*SET TASK*. Select and copy out every line in the records containing "ENERGIA".

'''

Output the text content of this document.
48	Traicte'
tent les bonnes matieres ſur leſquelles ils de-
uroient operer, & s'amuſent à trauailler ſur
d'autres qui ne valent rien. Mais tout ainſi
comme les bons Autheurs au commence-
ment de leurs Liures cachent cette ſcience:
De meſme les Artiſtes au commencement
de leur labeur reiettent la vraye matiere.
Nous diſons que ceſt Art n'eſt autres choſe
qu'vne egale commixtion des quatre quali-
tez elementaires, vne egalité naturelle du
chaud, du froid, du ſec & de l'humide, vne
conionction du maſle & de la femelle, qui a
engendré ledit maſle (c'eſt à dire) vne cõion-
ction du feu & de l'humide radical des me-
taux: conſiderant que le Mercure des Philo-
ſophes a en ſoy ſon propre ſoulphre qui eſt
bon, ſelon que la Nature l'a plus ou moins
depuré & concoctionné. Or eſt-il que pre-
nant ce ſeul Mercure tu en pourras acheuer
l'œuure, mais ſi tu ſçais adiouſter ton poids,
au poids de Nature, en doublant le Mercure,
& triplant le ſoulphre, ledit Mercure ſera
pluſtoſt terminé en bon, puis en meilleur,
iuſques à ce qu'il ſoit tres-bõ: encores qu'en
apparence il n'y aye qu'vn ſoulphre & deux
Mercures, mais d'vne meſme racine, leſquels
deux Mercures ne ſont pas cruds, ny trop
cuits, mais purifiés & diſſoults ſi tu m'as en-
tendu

'''
'''

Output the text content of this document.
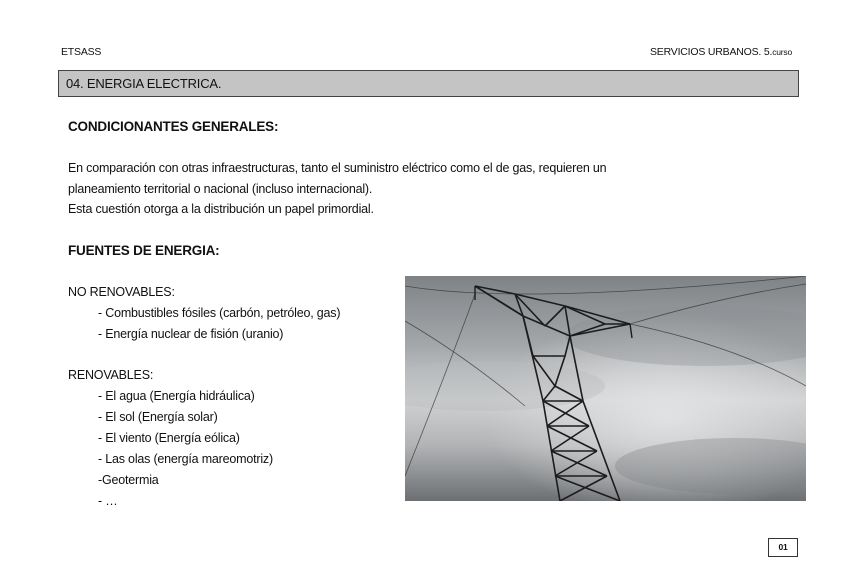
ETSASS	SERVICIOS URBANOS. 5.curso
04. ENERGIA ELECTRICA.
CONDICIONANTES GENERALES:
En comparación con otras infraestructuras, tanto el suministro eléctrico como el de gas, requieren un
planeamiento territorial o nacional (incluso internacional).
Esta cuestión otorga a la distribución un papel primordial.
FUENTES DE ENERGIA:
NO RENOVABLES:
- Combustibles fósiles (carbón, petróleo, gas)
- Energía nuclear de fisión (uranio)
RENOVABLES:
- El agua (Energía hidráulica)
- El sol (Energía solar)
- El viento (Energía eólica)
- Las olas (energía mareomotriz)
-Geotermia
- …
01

'''

*ANSWER*.
04. ENERGIA ELECTRICA.
FUENTES DE ENERGIA:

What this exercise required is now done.